Report how many lines contain "Nancy", with no other words.
--- Data shown ---
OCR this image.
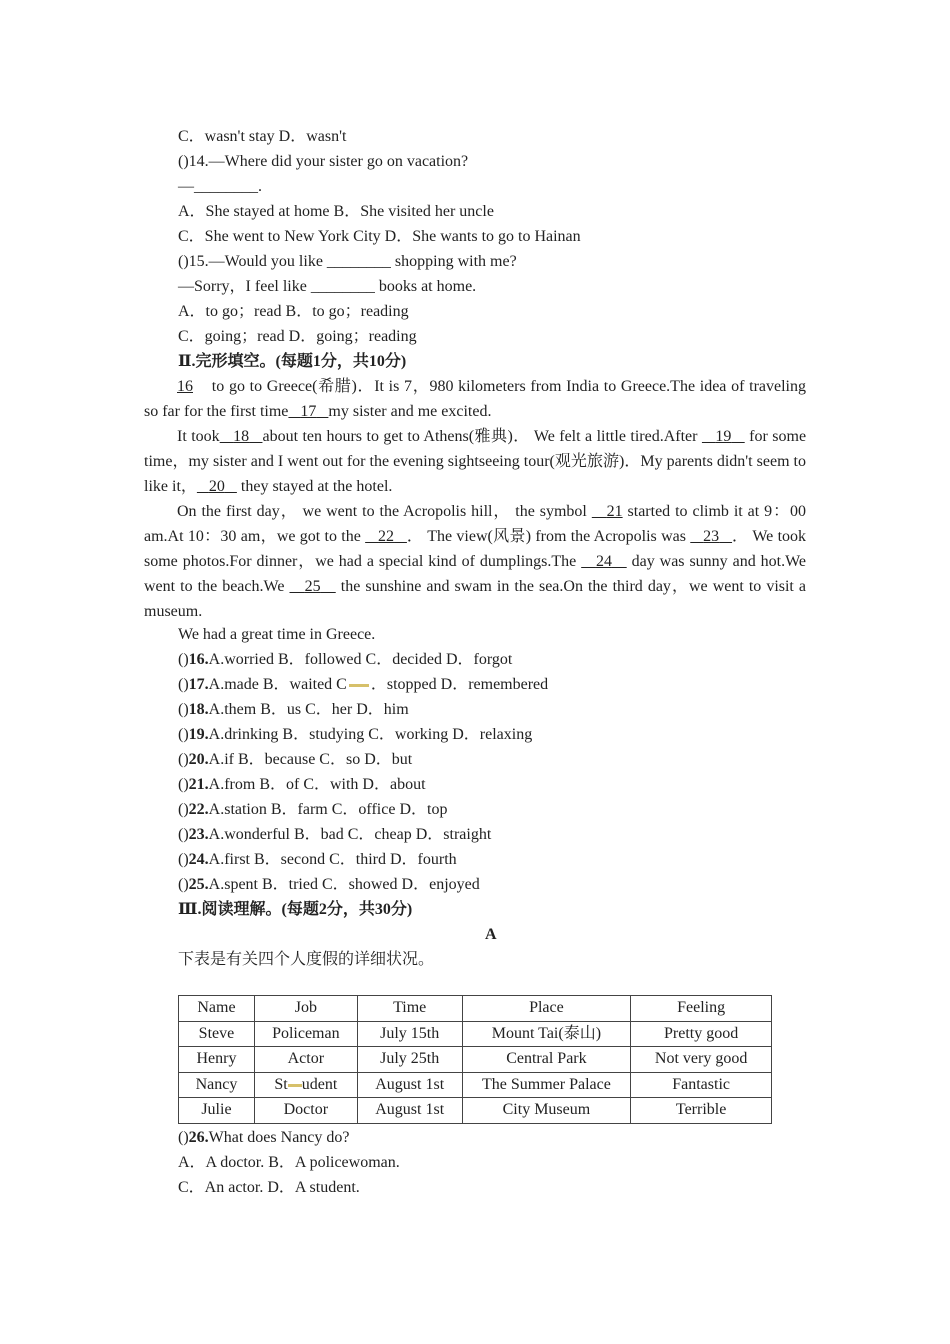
C．wasn't stay D．wasn't
()14.—Where did your sister go on vacation?
—________.
A．She stayed at home B．She visited her uncle
C．She went to New York City D．She wants to go to Hainan
()15.—Would you like ________ shopping with me?
—Sorry，I feel like ________ books at home.
A．to go；read B．to go；reading
C．going；read D．going；reading
Ⅱ.完形填空。(每题1分，共10分)
16 to go to Greece(希腊)．It is 7，980 kilometers from India to Greece.The idea of traveling so far for the first time 17 my sister and me excited.
It took 18 about ten hours to get to Athens(雅典)． We felt a little tired.After    19    for some time，my sister and I went out for the evening sightseeing tour(观光旅游)．My parents didn't seem to like it， 20    they stayed at the hotel.
On the first day， we went to the Acropolis hill， the symbol    21 started to climb it at 9：00 am.At 10：30 am，we got to the    22 ． The view(风景) from the Acropolis was    23 ． We took some photos.For dinner，we had a special kind of dumplings.The    24    day was sunny and hot.We went to the beach.We    25    the sunshine and swam in the sea.On the third day，we went to visit a museum.
We had a great time in Greece.
()16.A.worried B．followed C．decided D．forgot
()17.A.made B．waited C ．stopped D．remembered
()18.A.them B．us C．her D．him
()19.A.drinking B．studying C．working D．relaxing
()20.A.if B．because C．so D．but
()21.A.from B．of C．with D．about
()22.A.station B．farm C．office D．top
()23.A.wonderful B．bad C．cheap D．straight
()24.A.first B．second C．third D．fourth
()25.A.spent B．tried C．showed D．enjoyed
Ⅲ.阅读理解。(每题2分，共30分)
A
下表是有关四个人度假的详细状况。
Name	Job	Time	Place	Feeling
Steve	Policeman	July 15th	Mount Tai(泰山)	Pretty good
Henry	Actor	July 25th	Central Park	Not very good
Nancy	St udent	August 1st	The Summer Palace	Fantastic
Julie	Doctor	August 1st	City Museum	Terrible
()26.What does Nancy do?
A．A doctor. B．A policewoman.
C．An actor. D．A student.
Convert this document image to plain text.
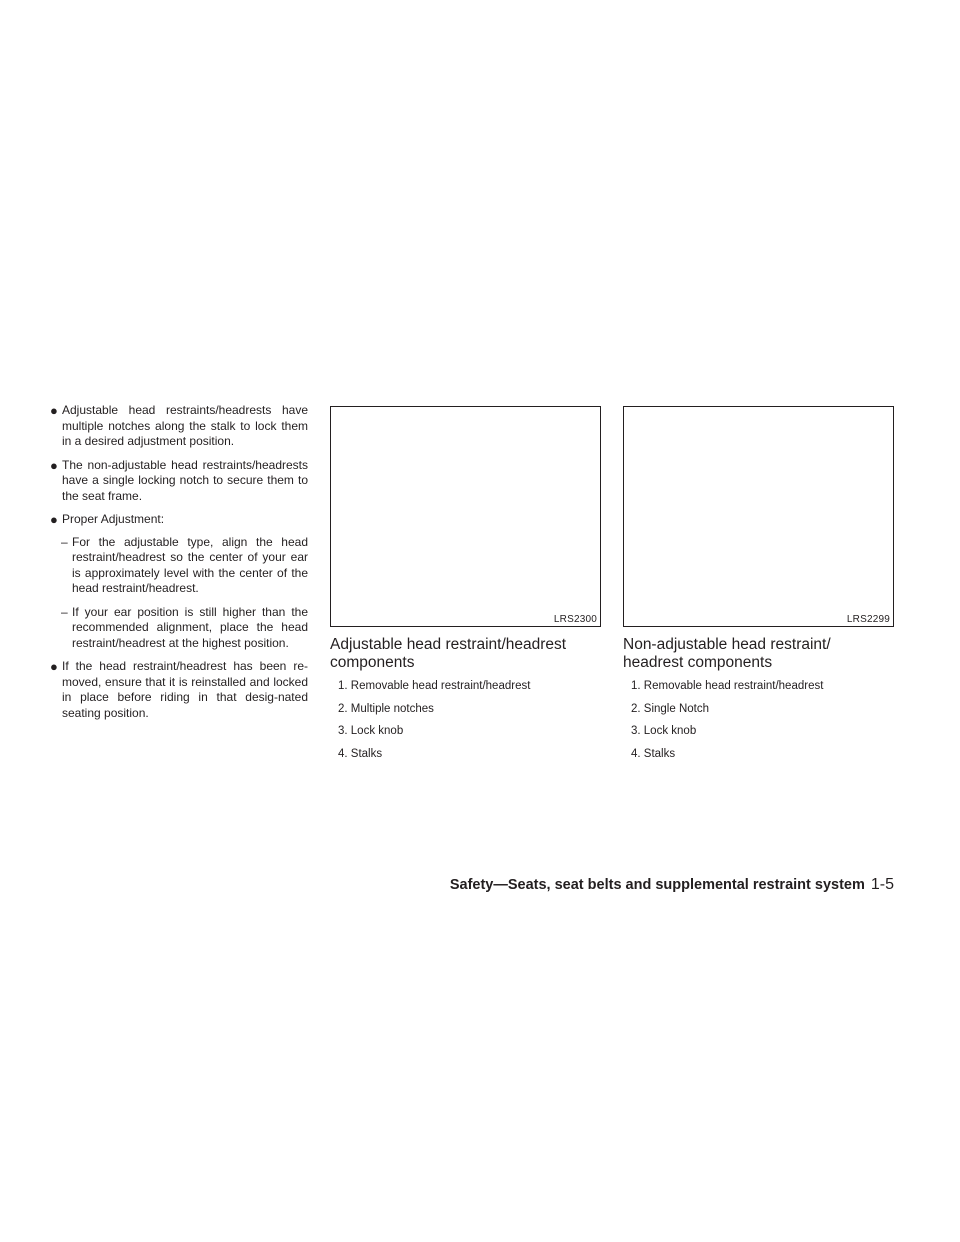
● Adjustable head restraints/headrests have multiple notches along the stalk to lock them in a desired adjustment position.
● The non-adjustable head restraints/headrests have a single locking notch to secure them to the seat frame.
● Proper Adjustment:
– For the adjustable type, align the head restraint/headrest so the center of your ear is approximately level with the center of the head restraint/headrest.
– If your ear position is still higher than the recommended alignment, place the head restraint/headrest at the highest position.
● If the head restraint/headrest has been re-moved, ensure that it is reinstalled and locked in place before riding in that desig-nated seating position.
LRS2300
Adjustable head restraint/headrest components
1. Removable head restraint/headrest
2. Multiple notches
3. Lock knob
4. Stalks
LRS2299
Non-adjustable head restraint/ headrest components
1. Removable head restraint/headrest
2. Single Notch
3. Lock knob
4. Stalks
Safety—Seats, seat belts and supplemental restraint system 1-5
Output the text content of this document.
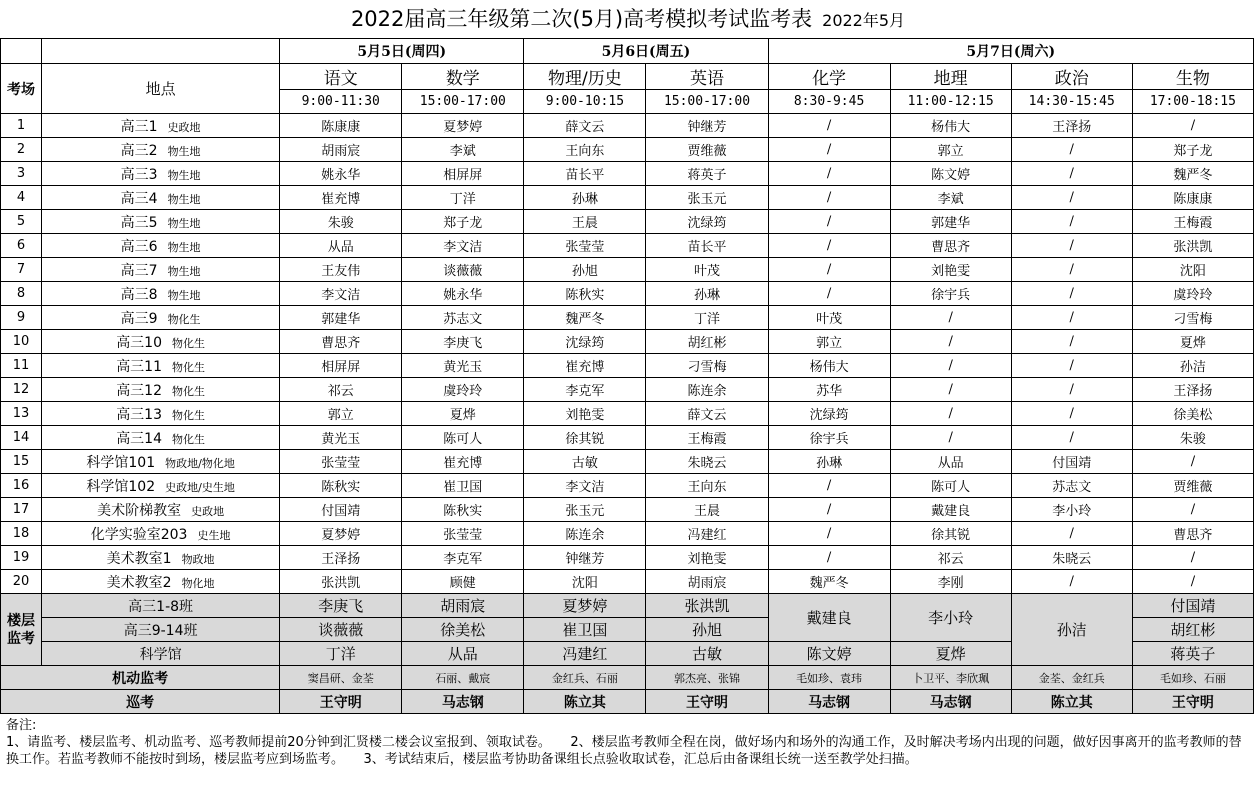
2022届高三年级第二次(5月)高考模拟考试监考表 2022年5月
		5月5日(周四)		5月6日(周五)		5月7日(周六)			
考场	地点	语文	数学	物理/历史	英语	化学	地理	政治	生物
		9:00-11:30	15:00-17:00	9:00-10:15	15:00-17:00	8:30-9:45	11:00-12:15	14:30-15:45	17:00-18:15
1	高三1 史政地	陈康康	夏梦婷	薛文云	钟继芳	/	杨伟大	王泽扬	/
2	高三2 物生地	胡雨宸	李斌	王向东	贾维薇	/	郭立	/	郑子龙
3	高三3 物生地	姚永华	相屏屏	苗长平	蒋英子	/	陈文婷	/	魏严冬
4	高三4 物生地	崔充博	丁洋	孙琳	张玉元	/	李斌	/	陈康康
5	高三5 物生地	朱骏	郑子龙	王晨	沈绿筠	/	郭建华	/	王梅霞
6	高三6 物生地	从品	李文洁	张莹莹	苗长平	/	曹思齐	/	张洪凯
7	高三7 物生地	王友伟	谈薇薇	孙旭	叶茂	/	刘艳雯	/	沈阳
8	高三8 物生地	李文洁	姚永华	陈秋实	孙琳	/	徐宇兵	/	虞玲玲
9	高三9 物化生	郭建华	苏志文	魏严冬	丁洋	叶茂	/	/	刁雪梅
10	高三10 物化生	曹思齐	李庚飞	沈绿筠	胡红彬	郭立	/	/	夏烨
11	高三11 物化生	相屏屏	黄光玉	崔充博	刁雪梅	杨伟大	/	/	孙洁
12	高三12 物化生	祁云	虞玲玲	李克军	陈连余	苏华	/	/	王泽扬
13	高三13 物化生	郭立	夏烨	刘艳雯	薛文云	沈绿筠	/	/	徐美松
14	高三14 物化生	黄光玉	陈可人	徐其锐	王梅霞	徐宇兵	/	/	朱骏
15	科学馆101 物政地/物化地	张莹莹	崔充博	古敏	朱晓云	孙琳	从品	付国靖	/
16	科学馆102 史政地/史生地	陈秋实	崔卫国	李文洁	王向东	/	陈可人	苏志文	贾维薇
17	美术阶梯教室 史政地	付国靖	陈秋实	张玉元	王晨	/	戴建良	李小玲	/
18	化学实验室203 史生地	夏梦婷	张莹莹	陈连余	冯建红	/	徐其锐	/	曹思齐
19	美术教室1 物政地	王泽扬	李克军	钟继芳	刘艳雯	/	祁云	朱晓云	/
20	美术教室2 物化地	张洪凯	顾健	沈阳	胡雨宸	魏严冬	李刚	/	/
楼层监考	高三1-8班	李庚飞	胡雨宸	夏梦婷	张洪凯	戴建良	李小玲	孙洁	付国靖
	高三9-14班	谈薇薇	徐美松	崔卫国	孙旭				胡红彬
	科学馆	丁洋	从品	冯建红	古敏	陈文婷	夏烨		蒋英子
机动监考		窦昌研、金荃	石丽、戴宸	金红兵、石丽	郭杰亮、张锦	毛如珍、袁玮	卜卫平、李欣珮	金荃、金红兵	毛如珍、石丽
巡考		王守明	马志钢	陈立其	王守明	马志钢	马志钢	陈立其	王守明

备注:

1、请监考、楼层监考、机动监考、巡考教师提前20分钟到汇贤楼二楼会议室报到、领取试卷。　　2、楼层监考教师全程在岗，做好场内和场外的沟通工作，及时解决考场内出现的问题，做好因事离开的监考教师的替换工作。若监考教师不能按时到场，楼层监考应到场监考。　　3、考试结束后，楼层监考协助备课组长点验收取试卷，汇总后由备课组长统一送至教学处扫描。
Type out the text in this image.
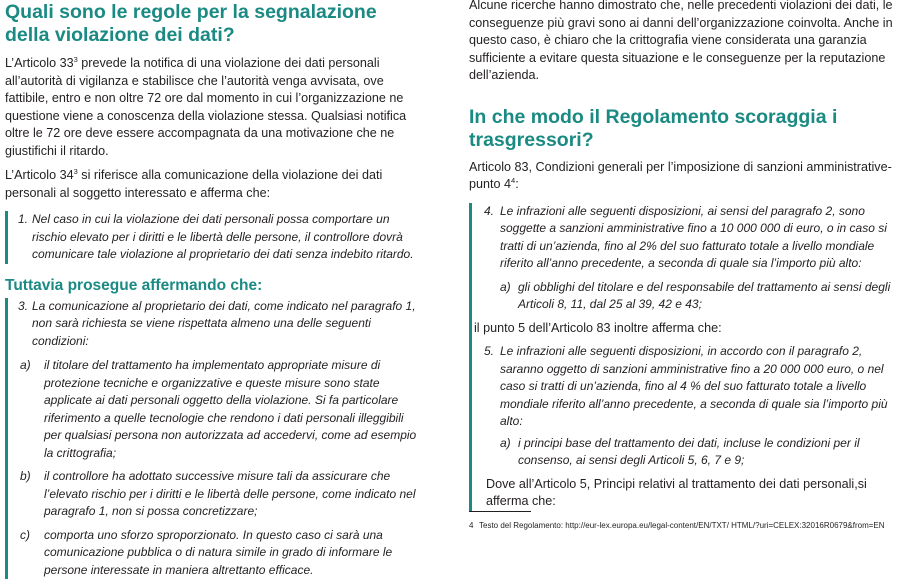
Quali sono le regole per la segnalazione della violazione dei dati?

L’Articolo $33^3$ prevede la notifica di una violazione dei dati personali all’autorità di vigilanza e stabilisce che l’autorità venga avvisata, ove fattibile, entro e non oltre 72 ore dal momento in cui l’organizzazione ne questione viene a conoscenza della violazione stessa. Qualsiasi notifica oltre le 72 ore deve essere accompagnata da una motivazione che ne giustifichi il ritardo.

L’Articolo $34^3$ si riferisce alla comunicazione della violazione dei dati personali al soggetto interessato e afferma che:

1. Nel caso in cui la violazione dei dati personali possa comportare un rischio elevato per i diritti e le libertà delle persone, il controllore dovrà comunicare tale violazione al proprietario dei dati senza indebito ritardo.
Tuttavia prosegue affermando che:
3. La comunicazione al proprietario dei dati, come indicato nel paragrafo 1, non sarà richiesta se viene rispettata almeno una delle seguenti condizioni:
a)	il titolare del trattamento ha implementato appropriate misure di protezione tecniche e organizzative e queste misure sono state applicate ai dati personali oggetto della violazione. Si fa particolare riferimento a quelle tecnologie che rendono i dati personali illeggibili per qualsiasi persona non autorizzata ad accedervi, come ad esempio la crittografia;
b)	il controllore ha adottato successive misure tali da assicurare che l’elevato rischio per i diritti e le libertà delle persone, come indicato nel paragrafo 1, non si possa concretizzare;
c)	comporta uno sforzo sproporzionato. In questo caso ci sarà una comunicazione pubblica o di natura simile in grado di informare le persone interessate in maniera altrettanto efficace.

Alcune ricerche hanno dimostrato che, nelle precedenti violazioni dei dati, le conseguenze più gravi sono ai danni dell’organizzazione coinvolta. Anche in questo caso, è chiaro che la crittografia viene considerata una garanzia sufficiente a evitare questa situazione e le conseguenze per la reputazione dell’azienda.

In che modo il Regolamento scoraggia i trasgressori?

Articolo 83, Condizioni generali per l’imposizione di sanzioni amministrative-punto $4^4$:

4. Le infrazioni alle seguenti disposizioni, ai sensi del paragrafo 2, sono soggette a sanzioni amministrative fino a 10 000 000 di euro, o in caso si tratti di un’azienda, fino al 2% del suo fatturato totale a livello mondiale riferito all’anno precedente, a seconda di quale sia l’importo più alto:
a) gli obblighi del titolare e del responsabile del trattamento ai sensi degli Articoli 8, 11, dal 25 al 39, 42 e 43;

il punto 5 dell’Articolo 83 inoltre afferma che:

5. Le infrazioni alle seguenti disposizioni, in accordo con il paragrafo 2, saranno oggetto di sanzioni amministrative fino a 20 000 000 euro, o nel caso si tratti di un’azienda, fino al 4 % del suo fatturato totale a livello mondiale riferito all’anno precedente, a seconda di quale sia l’importo più alto:
a) i principi base del trattamento dei dati, incluse le condizioni per il consenso, ai sensi degli Articoli 5, 6, 7 e 9;

Dove all’Articolo 5, Principi relativi al trattamento dei dati personali,si afferma che:

4 Testo del Regolamento: http://eur-lex.europa.eu/legal-content/EN/TXT/ HTML/?uri=CELEX:32016R0679&from=EN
---
▶ **Written solution**:
2